===== Data for this exercise

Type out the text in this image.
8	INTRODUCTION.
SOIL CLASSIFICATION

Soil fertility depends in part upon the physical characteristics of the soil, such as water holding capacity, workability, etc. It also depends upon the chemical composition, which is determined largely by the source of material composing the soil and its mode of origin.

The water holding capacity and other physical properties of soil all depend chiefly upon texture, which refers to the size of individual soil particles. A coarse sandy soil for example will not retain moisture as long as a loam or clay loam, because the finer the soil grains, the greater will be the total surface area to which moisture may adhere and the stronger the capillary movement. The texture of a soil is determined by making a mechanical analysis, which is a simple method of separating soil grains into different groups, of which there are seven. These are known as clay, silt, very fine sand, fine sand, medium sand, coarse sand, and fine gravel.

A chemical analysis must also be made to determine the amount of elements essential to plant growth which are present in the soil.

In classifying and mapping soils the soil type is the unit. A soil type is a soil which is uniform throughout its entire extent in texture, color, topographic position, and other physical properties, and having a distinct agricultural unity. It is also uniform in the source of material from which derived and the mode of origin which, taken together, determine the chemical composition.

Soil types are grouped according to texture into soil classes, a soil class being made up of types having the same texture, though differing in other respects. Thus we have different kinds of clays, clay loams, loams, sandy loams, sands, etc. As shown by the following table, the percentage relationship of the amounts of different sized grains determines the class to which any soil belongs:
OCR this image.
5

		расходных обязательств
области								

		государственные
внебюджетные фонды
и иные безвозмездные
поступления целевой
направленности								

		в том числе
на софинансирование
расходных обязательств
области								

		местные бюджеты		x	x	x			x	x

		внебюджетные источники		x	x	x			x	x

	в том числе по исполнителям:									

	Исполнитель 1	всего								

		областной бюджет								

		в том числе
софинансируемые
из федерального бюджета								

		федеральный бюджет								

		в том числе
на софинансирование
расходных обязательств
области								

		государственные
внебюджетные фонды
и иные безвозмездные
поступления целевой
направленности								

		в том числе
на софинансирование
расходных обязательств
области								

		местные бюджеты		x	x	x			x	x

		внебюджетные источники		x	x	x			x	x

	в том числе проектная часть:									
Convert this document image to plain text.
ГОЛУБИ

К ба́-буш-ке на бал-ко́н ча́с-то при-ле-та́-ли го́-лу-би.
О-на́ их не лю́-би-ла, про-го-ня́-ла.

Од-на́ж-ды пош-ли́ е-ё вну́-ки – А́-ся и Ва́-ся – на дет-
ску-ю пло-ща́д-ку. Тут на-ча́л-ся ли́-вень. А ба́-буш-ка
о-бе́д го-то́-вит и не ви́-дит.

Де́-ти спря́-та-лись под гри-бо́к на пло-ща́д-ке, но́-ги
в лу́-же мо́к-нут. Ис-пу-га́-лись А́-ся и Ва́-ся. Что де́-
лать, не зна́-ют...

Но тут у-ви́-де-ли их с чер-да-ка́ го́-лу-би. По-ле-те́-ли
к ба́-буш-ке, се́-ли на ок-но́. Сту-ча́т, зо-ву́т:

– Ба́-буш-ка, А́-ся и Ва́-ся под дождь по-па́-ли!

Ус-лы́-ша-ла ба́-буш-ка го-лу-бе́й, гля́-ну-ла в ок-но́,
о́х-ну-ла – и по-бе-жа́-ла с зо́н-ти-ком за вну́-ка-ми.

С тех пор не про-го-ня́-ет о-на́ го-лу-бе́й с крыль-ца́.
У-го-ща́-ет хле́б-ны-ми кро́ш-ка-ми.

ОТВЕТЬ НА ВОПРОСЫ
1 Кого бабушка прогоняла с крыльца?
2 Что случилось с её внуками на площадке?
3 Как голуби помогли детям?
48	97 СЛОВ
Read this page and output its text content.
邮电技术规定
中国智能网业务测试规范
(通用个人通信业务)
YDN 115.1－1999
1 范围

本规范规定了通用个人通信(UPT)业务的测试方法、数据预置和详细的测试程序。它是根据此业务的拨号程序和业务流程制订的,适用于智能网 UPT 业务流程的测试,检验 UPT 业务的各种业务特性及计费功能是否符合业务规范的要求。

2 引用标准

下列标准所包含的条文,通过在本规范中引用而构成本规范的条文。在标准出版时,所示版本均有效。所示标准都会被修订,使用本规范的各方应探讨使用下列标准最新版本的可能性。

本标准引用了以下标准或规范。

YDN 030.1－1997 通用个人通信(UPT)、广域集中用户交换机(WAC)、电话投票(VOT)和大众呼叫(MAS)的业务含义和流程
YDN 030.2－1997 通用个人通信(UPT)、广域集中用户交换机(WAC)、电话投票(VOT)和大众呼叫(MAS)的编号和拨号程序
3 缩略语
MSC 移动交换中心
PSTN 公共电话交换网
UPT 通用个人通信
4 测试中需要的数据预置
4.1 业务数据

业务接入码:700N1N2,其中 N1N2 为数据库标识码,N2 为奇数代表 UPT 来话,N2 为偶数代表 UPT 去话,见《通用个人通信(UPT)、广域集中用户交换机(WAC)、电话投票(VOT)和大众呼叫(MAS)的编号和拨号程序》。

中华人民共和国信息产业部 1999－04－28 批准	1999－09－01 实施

==========

## Requirement
Find all lines with "电话投票" in them and copy each one.

## Solution to this problem
YDN 030.1－1997 通用个人通信(UPT)、广域集中用户交换机(WAC)、电话投票(VOT)和大众呼叫(MAS)的业务含义和流程
YDN 030.2－1997 通用个人通信(UPT)、广域集中用户交换机(WAC)、电话投票(VOT)和大众呼叫(MAS)的编号和拨号程序
业务接入码:700N1N2,其中 N1N2 为数据库标识码,N2 为奇数代表 UPT 来话,N2 为偶数代表 UPT 去话,见《通用个人通信(UPT)、广域集中用户交换机(WAC)、电话投票(VOT)和大众呼叫(MAS)的编号和拨号程序》。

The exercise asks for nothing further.